What is required: Arrange the entries as a Markdown table with a "Row" column numbering each line and a "Line" column holding the line itself, and skip any blank lines. Begin at the first line of the entries and stop after the line that contains "station-value: 28 xyxy=(869,759,887,774)".

Dataset excerpts:
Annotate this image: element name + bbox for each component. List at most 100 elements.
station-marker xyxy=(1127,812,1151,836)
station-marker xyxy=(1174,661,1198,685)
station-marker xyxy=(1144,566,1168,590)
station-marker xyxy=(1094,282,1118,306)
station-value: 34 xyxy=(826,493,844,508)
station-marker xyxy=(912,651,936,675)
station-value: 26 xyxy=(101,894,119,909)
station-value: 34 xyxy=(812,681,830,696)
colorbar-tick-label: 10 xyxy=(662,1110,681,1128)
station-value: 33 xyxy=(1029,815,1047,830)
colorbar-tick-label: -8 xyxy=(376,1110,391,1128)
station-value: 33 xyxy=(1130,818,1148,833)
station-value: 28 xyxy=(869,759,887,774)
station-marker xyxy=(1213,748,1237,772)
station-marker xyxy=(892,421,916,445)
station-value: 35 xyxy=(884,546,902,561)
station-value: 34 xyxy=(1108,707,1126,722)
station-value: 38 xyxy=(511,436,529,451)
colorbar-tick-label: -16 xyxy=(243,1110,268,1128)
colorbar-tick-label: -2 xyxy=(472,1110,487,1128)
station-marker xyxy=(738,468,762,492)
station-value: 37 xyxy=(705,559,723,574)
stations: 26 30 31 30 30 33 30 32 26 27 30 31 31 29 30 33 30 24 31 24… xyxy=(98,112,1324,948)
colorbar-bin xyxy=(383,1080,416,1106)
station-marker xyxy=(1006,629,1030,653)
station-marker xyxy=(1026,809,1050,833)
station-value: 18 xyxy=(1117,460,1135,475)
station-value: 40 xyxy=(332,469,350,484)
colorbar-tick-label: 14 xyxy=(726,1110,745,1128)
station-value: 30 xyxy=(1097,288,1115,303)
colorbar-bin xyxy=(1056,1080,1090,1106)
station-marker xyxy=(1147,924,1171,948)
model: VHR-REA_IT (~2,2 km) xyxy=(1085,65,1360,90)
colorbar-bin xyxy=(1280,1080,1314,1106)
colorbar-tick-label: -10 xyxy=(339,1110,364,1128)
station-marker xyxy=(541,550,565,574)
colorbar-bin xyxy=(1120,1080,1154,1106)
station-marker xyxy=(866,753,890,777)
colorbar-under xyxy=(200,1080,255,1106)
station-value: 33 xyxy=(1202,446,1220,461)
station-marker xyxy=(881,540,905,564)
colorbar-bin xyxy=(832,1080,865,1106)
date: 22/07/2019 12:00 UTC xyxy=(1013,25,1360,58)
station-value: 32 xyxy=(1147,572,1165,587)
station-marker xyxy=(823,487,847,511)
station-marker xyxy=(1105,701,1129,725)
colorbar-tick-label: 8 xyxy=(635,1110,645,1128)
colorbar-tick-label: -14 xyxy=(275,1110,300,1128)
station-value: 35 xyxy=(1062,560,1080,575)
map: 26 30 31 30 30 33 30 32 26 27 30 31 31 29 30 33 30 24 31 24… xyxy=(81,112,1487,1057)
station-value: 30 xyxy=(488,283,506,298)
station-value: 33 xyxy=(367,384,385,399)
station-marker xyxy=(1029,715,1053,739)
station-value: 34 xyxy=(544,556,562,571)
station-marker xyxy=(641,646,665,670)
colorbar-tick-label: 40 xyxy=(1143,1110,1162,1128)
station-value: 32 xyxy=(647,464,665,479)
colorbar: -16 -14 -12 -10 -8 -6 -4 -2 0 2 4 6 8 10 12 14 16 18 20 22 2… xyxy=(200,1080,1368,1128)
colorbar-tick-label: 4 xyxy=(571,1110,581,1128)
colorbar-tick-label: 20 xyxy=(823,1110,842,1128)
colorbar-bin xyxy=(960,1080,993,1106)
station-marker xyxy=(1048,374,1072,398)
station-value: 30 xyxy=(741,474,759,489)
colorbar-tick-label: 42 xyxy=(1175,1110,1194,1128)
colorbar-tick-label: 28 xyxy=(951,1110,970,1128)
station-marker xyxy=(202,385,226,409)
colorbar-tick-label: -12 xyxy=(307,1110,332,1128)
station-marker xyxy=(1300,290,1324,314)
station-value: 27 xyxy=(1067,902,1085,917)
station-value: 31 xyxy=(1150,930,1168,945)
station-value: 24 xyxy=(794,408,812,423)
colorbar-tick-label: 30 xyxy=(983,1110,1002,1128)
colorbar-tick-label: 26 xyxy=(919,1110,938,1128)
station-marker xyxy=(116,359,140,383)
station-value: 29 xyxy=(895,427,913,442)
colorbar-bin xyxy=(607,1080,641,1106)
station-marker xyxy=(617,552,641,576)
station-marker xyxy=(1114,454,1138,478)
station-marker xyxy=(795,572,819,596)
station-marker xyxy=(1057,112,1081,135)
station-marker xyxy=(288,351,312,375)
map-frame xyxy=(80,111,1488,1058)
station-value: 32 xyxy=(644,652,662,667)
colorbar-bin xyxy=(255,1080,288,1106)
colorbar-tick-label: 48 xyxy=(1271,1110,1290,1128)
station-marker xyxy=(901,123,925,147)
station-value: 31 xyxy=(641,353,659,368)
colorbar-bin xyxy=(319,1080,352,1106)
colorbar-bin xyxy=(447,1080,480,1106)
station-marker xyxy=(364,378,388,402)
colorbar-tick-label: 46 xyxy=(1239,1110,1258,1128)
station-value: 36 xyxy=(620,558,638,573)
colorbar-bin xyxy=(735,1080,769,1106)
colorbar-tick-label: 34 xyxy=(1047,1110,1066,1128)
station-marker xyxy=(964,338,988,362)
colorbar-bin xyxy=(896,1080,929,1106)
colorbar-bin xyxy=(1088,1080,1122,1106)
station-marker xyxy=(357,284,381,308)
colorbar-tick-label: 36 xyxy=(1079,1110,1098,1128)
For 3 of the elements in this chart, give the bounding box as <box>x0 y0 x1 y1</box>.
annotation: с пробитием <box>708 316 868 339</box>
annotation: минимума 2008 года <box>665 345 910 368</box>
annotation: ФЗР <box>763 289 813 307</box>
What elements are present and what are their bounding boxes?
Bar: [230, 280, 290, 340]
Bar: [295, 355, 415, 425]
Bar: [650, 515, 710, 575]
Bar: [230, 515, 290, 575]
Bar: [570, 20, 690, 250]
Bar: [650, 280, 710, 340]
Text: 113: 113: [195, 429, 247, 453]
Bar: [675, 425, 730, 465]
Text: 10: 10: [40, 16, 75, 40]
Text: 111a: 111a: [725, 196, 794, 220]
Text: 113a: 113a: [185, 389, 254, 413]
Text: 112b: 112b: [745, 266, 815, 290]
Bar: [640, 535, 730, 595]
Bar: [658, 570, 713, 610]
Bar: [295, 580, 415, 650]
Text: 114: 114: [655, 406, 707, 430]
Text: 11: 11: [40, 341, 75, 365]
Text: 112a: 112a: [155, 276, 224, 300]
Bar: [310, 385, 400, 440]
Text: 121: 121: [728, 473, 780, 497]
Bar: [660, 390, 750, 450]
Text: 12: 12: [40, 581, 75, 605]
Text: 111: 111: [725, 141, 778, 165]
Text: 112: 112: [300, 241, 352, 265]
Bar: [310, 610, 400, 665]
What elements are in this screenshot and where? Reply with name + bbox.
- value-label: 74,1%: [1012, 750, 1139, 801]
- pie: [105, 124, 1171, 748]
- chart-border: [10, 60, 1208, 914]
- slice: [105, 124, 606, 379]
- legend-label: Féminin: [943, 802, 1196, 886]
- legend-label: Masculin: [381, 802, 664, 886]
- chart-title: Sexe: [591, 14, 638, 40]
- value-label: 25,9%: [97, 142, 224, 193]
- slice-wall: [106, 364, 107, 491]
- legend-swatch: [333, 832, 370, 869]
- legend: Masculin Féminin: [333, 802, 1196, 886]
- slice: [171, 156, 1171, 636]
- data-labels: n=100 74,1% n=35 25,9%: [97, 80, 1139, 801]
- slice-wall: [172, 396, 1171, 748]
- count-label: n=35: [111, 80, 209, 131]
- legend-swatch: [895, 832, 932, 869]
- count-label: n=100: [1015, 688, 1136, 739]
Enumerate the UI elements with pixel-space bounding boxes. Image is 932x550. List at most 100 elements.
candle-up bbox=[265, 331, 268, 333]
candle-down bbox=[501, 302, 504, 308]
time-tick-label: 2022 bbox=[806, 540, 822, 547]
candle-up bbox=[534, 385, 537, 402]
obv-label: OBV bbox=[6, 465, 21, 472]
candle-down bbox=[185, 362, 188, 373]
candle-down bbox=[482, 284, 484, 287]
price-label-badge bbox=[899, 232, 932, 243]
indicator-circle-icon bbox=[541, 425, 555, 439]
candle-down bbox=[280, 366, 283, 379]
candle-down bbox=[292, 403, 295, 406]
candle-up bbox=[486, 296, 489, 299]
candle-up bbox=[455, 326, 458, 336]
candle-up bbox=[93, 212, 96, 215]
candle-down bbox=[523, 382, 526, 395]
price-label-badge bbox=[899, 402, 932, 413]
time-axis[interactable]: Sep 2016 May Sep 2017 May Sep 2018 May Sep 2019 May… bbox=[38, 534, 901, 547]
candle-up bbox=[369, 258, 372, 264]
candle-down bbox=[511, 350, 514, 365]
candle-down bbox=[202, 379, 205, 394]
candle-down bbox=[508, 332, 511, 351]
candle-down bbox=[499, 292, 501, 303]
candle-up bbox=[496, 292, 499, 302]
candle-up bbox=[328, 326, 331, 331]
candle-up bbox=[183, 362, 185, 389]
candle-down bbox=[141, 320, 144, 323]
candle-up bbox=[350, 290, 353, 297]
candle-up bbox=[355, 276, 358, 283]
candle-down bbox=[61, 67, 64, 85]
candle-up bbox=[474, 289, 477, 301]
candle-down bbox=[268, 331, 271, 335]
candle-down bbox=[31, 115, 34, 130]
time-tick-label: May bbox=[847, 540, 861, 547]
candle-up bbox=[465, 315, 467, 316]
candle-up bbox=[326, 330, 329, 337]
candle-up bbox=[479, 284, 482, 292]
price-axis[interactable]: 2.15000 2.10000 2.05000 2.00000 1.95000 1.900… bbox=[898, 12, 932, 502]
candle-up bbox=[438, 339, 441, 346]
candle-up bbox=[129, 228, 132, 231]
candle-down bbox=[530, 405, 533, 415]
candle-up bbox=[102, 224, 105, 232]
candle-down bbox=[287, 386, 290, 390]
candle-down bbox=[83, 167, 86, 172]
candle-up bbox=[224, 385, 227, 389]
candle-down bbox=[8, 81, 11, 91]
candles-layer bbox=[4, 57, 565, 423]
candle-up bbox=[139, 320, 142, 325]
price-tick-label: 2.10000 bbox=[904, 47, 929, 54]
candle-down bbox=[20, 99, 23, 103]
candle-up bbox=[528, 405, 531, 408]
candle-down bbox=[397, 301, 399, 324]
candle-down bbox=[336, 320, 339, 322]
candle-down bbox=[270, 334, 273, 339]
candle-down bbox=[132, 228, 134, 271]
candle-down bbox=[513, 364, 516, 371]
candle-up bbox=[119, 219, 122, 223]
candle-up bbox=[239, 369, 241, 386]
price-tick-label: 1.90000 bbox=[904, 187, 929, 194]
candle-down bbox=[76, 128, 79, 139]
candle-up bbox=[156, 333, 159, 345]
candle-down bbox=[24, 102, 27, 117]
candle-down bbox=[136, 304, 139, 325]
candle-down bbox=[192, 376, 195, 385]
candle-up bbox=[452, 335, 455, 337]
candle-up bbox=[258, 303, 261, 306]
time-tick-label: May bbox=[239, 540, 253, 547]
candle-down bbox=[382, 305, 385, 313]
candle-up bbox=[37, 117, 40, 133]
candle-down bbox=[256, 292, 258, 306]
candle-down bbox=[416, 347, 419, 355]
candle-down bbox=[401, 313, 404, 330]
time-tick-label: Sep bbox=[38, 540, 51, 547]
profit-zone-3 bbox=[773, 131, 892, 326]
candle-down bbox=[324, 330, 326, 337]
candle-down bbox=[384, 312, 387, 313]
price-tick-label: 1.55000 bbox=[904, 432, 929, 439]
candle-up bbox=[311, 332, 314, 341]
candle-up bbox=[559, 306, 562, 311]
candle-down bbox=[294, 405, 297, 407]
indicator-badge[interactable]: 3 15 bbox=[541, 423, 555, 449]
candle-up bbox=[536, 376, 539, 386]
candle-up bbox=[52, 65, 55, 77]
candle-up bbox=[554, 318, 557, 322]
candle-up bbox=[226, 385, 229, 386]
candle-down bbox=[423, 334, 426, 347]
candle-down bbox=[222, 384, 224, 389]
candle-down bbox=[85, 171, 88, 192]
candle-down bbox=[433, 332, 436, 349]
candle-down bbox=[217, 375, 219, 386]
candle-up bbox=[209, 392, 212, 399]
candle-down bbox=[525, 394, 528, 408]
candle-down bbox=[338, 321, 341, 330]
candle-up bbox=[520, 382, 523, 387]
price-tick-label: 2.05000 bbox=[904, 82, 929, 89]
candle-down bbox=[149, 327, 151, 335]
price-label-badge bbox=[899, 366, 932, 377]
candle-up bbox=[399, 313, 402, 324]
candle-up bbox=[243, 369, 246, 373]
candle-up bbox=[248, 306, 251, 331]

Solution below:
| Row | Line |
|---|---|
| 1 | Annotate this image: element name + bbox for each component. List at most 100 elements. |
| 2 | station-marker xyxy=(1127,812,1151,836) |
| 3 | station-marker xyxy=(1174,661,1198,685) |
| 4 | station-marker xyxy=(1144,566,1168,590) |
| 5 | station-marker xyxy=(1094,282,1118,306) |
| 6 | station-value: 34 xyxy=(826,493,844,508) |
| 7 | station-marker xyxy=(912,651,936,675) |
| 8 | station-value: 26 xyxy=(101,894,119,909) |
| 9 | station-value: 34 xyxy=(812,681,830,696) |
| 10 | colorbar-tick-label: 10 xyxy=(662,1110,681,1128) |
| 11 | station-value: 33 xyxy=(1029,815,1047,830) |
| 12 | colorbar-tick-label: -8 xyxy=(376,1110,391,1128) |
| 13 | station-value: 33 xyxy=(1130,818,1148,833) |
| 14 | station-value: 28 xyxy=(869,759,887,774) |